[Recorded data]
---------------
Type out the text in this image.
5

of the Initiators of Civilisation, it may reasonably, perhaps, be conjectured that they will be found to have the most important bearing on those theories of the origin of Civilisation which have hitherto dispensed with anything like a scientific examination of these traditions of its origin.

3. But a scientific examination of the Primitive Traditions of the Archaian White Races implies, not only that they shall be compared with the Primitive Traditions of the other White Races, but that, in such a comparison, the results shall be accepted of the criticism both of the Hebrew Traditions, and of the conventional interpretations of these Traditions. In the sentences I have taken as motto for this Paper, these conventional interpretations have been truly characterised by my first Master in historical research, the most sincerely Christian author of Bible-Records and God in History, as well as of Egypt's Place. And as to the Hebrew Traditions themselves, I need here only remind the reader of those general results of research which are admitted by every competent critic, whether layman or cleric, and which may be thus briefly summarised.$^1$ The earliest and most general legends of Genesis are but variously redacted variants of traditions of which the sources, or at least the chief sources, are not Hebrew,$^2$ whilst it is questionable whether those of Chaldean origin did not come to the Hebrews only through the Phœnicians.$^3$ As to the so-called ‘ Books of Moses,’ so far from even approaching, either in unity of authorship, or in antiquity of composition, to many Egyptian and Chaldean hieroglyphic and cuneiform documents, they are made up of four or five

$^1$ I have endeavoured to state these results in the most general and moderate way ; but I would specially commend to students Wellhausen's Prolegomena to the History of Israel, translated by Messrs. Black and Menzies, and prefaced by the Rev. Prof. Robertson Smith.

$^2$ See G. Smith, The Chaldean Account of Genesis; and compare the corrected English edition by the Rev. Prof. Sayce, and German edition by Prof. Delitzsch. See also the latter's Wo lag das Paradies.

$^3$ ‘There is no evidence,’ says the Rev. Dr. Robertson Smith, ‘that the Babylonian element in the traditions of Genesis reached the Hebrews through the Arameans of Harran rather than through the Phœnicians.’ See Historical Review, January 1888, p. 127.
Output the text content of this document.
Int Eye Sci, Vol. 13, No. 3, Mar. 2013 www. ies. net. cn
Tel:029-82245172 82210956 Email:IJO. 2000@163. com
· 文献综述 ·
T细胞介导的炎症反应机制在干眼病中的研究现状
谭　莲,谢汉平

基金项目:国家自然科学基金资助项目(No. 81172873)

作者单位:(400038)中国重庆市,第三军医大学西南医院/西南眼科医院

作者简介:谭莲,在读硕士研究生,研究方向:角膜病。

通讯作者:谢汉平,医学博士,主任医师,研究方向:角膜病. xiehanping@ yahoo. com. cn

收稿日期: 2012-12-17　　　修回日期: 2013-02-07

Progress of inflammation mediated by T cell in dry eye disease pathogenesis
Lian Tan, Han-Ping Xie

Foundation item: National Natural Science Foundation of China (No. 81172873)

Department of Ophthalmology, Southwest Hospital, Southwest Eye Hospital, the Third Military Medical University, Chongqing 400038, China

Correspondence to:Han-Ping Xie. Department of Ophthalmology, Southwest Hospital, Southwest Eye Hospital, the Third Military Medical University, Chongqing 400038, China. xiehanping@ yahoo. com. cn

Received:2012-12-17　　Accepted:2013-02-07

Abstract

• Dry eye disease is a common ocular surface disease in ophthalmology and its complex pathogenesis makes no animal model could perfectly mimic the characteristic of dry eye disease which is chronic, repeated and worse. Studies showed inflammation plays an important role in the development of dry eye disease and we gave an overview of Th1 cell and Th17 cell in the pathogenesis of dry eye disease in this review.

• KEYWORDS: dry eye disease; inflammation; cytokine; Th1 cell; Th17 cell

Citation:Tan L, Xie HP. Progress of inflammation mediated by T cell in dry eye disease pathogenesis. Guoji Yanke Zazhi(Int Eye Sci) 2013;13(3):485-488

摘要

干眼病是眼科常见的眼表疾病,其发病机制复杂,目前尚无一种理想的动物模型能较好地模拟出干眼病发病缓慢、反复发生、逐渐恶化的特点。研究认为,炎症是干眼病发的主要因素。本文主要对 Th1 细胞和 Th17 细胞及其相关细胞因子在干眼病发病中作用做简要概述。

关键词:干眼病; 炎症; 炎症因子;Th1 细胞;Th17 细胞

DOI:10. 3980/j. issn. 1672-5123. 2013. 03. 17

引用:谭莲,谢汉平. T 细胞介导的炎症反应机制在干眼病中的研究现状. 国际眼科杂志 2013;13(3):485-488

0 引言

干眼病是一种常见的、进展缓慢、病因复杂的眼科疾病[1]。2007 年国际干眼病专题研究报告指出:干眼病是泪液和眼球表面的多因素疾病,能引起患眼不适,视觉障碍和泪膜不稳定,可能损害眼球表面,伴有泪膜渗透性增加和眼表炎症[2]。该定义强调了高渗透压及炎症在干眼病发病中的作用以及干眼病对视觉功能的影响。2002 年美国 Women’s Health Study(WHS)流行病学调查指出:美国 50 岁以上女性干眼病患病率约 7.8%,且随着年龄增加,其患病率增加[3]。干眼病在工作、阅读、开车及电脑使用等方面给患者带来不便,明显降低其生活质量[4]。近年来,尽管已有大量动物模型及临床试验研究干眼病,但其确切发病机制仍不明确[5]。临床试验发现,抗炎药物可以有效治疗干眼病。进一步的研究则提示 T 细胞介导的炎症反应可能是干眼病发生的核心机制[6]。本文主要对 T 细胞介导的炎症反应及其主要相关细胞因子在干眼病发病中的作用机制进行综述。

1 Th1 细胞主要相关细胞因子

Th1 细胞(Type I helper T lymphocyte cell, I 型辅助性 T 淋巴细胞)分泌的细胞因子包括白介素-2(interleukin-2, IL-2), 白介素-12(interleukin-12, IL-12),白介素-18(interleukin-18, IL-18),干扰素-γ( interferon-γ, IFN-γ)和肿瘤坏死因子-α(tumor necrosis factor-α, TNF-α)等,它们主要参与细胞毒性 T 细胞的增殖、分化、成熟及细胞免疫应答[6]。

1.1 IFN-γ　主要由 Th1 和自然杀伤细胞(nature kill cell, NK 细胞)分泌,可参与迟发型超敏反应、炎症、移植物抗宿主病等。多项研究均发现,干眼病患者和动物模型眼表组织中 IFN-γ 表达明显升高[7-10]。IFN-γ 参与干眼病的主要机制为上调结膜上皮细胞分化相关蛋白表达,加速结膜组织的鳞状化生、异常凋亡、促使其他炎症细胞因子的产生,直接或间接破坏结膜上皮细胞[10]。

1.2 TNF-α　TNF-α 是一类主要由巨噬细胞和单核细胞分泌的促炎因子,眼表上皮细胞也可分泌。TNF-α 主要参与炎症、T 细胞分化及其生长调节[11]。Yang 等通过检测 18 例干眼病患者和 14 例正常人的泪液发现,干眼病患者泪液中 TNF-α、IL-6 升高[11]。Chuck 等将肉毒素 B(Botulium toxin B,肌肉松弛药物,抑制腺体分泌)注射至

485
---------------
** Directions for this task **
Lines from the entries that contain the string "Progress" are what must be copied.

** Result for this exercise **
Progress of inflammation mediated by T cell in dry eye disease pathogenesis
Citation:Tan L, Xie HP. Progress of inflammation mediated by T cell in dry eye disease pathogenesis. Guoji Yanke Zazhi(Int Eye Sci) 2013;13(3):485-488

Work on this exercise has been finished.